** START **

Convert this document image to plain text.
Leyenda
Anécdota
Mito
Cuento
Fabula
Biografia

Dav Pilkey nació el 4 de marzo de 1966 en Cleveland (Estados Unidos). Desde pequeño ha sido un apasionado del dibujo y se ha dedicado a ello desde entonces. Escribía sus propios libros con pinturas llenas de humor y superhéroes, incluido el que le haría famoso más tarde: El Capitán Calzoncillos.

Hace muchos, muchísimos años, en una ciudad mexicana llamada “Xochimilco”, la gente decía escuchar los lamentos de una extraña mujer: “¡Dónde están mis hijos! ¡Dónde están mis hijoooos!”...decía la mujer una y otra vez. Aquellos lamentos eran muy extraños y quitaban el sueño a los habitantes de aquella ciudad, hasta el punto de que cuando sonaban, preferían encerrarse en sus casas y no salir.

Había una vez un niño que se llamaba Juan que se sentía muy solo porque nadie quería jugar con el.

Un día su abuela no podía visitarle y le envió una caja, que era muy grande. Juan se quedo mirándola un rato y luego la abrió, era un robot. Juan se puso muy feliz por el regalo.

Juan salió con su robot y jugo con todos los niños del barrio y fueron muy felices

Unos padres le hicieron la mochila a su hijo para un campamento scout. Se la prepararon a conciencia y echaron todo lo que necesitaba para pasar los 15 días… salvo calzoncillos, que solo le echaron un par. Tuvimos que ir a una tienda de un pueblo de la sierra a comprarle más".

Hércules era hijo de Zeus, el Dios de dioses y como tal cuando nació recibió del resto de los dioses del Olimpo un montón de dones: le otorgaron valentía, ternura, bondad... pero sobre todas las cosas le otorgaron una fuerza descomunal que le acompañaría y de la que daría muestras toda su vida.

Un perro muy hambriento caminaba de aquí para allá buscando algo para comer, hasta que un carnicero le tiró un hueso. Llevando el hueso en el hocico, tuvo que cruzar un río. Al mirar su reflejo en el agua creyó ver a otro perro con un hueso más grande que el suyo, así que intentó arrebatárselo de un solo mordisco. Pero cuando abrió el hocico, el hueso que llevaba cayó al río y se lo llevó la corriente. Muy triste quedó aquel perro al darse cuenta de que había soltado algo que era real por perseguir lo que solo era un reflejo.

** END **

Transcribe the material above in its entirety. Match it exactly.

Convert this document image to plain text.
Leyenda
Anécdota
Mito
Cuento
Fabula
Biografia

Dav Pilkey nació el 4 de marzo de 1966 en Cleveland (Estados Unidos). Desde pequeño ha sido un apasionado del dibujo y se ha dedicado a ello desde entonces. Escribía sus propios libros con pinturas llenas de humor y superhéroes, incluido el que le haría famoso más tarde: El Capitán Calzoncillos.

Hace muchos, muchísimos años, en una ciudad mexicana llamada “Xochimilco”, la gente decía escuchar los lamentos de una extraña mujer: “¡Dónde están mis hijos! ¡Dónde están mis hijoooos!”...decía la mujer una y otra vez. Aquellos lamentos eran muy extraños y quitaban el sueño a los habitantes de aquella ciudad, hasta el punto de que cuando sonaban, preferían encerrarse en sus casas y no salir.

Había una vez un niño que se llamaba Juan que se sentía muy solo porque nadie quería jugar con el.

Un día su abuela no podía visitarle y le envió una caja, que era muy grande. Juan se quedo mirándola un rato y luego la abrió, era un robot. Juan se puso muy feliz por el regalo.

Juan salió con su robot y jugo con todos los niños del barrio y fueron muy felices

Unos padres le hicieron la mochila a su hijo para un campamento scout. Se la prepararon a conciencia y echaron todo lo que necesitaba para pasar los 15 días… salvo calzoncillos, que solo le echaron un par. Tuvimos que ir a una tienda de un pueblo de la sierra a comprarle más".

Hércules era hijo de Zeus, el Dios de dioses y como tal cuando nació recibió del resto de los dioses del Olimpo un montón de dones: le otorgaron valentía, ternura, bondad... pero sobre todas las cosas le otorgaron una fuerza descomunal que le acompañaría y de la que daría muestras toda su vida.

Un perro muy hambriento caminaba de aquí para allá buscando algo para comer, hasta que un carnicero le tiró un hueso. Llevando el hueso en el hocico, tuvo que cruzar un río. Al mirar su reflejo en el agua creyó ver a otro perro con un hueso más grande que el suyo, así que intentó arrebatárselo de un solo mordisco. Pero cuando abrió el hocico, el hueso que llevaba cayó al río y se lo llevó la corriente. Muy triste quedó aquel perro al darse cuenta de que había soltado algo que era real por perseguir lo que solo era un reflejo.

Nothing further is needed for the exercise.